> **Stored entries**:
::::::::

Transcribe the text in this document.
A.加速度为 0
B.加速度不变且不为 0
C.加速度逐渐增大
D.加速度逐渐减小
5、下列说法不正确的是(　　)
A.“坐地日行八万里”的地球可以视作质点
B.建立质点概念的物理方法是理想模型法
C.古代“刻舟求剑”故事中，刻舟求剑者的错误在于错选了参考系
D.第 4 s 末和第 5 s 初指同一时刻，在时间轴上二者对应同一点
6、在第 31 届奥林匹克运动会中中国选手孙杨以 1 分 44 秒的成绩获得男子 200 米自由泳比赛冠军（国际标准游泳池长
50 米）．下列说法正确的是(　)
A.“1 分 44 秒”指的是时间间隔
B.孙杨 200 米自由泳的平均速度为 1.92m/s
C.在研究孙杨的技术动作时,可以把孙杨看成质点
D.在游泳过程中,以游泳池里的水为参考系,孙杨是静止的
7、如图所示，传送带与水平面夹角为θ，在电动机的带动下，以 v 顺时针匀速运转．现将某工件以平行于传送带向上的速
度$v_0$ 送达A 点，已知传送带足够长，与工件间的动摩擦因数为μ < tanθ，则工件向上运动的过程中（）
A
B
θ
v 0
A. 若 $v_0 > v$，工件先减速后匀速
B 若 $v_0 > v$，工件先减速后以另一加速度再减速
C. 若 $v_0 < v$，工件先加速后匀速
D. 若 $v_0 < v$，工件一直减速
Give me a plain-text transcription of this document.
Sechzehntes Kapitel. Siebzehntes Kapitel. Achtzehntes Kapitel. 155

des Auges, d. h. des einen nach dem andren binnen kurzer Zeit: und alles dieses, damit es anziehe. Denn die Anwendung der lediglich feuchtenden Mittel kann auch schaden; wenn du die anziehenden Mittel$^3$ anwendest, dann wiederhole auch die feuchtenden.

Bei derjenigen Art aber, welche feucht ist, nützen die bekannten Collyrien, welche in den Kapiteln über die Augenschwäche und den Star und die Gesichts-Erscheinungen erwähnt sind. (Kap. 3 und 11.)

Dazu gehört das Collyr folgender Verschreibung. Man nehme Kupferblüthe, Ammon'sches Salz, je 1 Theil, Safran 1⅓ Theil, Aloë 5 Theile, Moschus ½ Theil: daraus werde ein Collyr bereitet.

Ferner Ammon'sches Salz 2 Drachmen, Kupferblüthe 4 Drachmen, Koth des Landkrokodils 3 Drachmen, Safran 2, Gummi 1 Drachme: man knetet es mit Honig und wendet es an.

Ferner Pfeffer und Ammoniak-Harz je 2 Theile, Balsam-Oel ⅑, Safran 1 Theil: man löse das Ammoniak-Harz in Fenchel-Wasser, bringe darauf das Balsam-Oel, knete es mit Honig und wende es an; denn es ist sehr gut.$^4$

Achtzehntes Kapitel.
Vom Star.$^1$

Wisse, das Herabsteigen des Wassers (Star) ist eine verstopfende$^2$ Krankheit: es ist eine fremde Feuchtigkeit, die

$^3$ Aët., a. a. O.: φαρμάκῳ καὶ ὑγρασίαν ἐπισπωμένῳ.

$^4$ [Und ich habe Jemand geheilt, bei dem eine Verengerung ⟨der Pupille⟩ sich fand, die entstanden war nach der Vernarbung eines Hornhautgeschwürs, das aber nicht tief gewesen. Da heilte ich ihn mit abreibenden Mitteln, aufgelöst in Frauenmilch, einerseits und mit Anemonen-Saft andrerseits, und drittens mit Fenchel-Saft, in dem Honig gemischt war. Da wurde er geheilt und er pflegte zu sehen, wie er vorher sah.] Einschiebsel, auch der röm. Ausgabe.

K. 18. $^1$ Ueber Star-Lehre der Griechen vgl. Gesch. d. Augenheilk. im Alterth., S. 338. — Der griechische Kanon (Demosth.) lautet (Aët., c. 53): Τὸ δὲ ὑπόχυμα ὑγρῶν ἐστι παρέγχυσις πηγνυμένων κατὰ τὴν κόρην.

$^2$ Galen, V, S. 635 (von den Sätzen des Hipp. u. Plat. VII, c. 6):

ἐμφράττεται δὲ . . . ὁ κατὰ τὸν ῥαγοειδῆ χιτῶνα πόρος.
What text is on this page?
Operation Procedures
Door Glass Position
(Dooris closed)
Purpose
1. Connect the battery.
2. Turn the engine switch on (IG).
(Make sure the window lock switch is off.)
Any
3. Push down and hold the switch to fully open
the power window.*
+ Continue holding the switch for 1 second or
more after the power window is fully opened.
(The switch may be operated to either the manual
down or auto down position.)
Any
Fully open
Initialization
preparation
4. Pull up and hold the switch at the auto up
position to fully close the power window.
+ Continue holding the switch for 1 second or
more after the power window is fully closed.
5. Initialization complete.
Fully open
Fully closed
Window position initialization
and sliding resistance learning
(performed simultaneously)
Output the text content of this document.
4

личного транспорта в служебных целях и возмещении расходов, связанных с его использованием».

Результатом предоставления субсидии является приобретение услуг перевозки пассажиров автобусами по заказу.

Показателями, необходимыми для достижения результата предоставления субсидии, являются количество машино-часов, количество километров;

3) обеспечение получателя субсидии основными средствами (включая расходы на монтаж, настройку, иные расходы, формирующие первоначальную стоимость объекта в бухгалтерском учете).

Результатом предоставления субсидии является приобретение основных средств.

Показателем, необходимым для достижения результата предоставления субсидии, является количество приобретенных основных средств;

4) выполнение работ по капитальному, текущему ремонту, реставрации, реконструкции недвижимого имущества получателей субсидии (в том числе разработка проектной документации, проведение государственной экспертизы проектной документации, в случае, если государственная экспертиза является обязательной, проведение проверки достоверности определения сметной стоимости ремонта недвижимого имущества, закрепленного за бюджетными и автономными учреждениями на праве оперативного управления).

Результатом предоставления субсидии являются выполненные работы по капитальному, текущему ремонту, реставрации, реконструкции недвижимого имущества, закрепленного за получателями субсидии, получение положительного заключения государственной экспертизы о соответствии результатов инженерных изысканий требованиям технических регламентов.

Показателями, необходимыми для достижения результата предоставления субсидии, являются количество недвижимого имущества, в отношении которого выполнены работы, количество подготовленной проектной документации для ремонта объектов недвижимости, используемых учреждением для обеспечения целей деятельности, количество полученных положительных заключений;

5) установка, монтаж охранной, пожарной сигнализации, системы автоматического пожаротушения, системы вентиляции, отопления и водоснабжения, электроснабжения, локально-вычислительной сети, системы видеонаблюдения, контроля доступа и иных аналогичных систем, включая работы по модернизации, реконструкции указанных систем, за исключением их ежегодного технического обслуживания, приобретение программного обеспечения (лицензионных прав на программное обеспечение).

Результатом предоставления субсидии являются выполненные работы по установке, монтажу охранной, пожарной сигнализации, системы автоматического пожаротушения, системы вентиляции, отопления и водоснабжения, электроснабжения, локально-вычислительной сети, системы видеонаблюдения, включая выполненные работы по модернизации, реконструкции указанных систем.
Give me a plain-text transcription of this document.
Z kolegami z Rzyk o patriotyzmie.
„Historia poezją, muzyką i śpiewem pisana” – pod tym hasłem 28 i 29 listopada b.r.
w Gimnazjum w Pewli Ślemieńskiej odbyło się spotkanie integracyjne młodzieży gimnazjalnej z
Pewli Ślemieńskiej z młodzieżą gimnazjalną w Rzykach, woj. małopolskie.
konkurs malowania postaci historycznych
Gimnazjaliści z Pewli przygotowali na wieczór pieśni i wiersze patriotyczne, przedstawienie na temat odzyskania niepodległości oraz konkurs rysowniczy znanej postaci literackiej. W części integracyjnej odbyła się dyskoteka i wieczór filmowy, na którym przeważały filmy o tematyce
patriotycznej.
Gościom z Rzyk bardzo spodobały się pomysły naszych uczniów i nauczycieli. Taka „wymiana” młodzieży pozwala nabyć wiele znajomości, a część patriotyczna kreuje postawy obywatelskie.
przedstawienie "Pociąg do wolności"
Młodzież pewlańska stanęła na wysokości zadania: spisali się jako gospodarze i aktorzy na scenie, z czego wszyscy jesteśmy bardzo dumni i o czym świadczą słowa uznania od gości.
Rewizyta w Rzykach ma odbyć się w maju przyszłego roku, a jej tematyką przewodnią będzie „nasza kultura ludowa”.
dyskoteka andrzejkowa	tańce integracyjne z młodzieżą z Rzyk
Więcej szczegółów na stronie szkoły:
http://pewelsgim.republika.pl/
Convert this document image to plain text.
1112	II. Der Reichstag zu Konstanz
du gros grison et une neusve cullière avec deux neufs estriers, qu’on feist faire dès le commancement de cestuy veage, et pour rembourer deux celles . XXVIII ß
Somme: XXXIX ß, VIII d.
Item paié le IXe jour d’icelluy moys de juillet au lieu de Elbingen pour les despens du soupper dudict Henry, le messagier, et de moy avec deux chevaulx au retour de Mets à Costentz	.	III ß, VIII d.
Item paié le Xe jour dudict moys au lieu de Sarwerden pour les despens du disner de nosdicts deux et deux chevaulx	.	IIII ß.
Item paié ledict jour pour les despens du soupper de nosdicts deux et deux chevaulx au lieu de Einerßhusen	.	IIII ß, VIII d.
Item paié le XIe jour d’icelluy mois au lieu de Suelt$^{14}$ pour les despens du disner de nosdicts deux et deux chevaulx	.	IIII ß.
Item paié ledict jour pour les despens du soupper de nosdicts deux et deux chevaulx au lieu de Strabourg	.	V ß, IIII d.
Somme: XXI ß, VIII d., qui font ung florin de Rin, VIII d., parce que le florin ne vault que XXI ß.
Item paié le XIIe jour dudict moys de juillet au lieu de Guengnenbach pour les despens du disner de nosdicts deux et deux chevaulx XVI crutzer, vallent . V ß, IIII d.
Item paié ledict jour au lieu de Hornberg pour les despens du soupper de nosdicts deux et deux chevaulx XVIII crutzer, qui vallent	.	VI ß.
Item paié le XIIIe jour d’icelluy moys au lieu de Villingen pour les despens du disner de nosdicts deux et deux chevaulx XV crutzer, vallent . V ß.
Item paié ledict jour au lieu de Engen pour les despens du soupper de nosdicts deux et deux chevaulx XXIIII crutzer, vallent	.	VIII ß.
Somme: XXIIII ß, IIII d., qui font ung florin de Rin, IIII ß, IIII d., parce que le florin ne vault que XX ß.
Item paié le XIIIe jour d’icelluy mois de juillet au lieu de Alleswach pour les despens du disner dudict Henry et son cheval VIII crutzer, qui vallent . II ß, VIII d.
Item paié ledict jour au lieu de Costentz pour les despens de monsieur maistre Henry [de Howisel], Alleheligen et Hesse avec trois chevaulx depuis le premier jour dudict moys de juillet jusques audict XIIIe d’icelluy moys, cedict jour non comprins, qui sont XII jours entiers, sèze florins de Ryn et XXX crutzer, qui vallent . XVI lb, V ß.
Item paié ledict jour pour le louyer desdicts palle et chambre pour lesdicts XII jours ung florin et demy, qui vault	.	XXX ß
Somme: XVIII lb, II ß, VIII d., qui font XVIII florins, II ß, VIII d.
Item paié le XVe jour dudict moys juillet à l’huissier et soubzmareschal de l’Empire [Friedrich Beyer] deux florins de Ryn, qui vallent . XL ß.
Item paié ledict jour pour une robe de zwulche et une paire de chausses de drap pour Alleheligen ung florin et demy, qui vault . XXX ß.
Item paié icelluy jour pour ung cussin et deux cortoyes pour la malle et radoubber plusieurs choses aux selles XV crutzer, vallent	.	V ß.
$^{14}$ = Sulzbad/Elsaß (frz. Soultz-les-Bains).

::::::::

> **TASK**: How many of the lines above contain the string "Результатом"? Give the number only.

> **FULL RESPONSE**: 4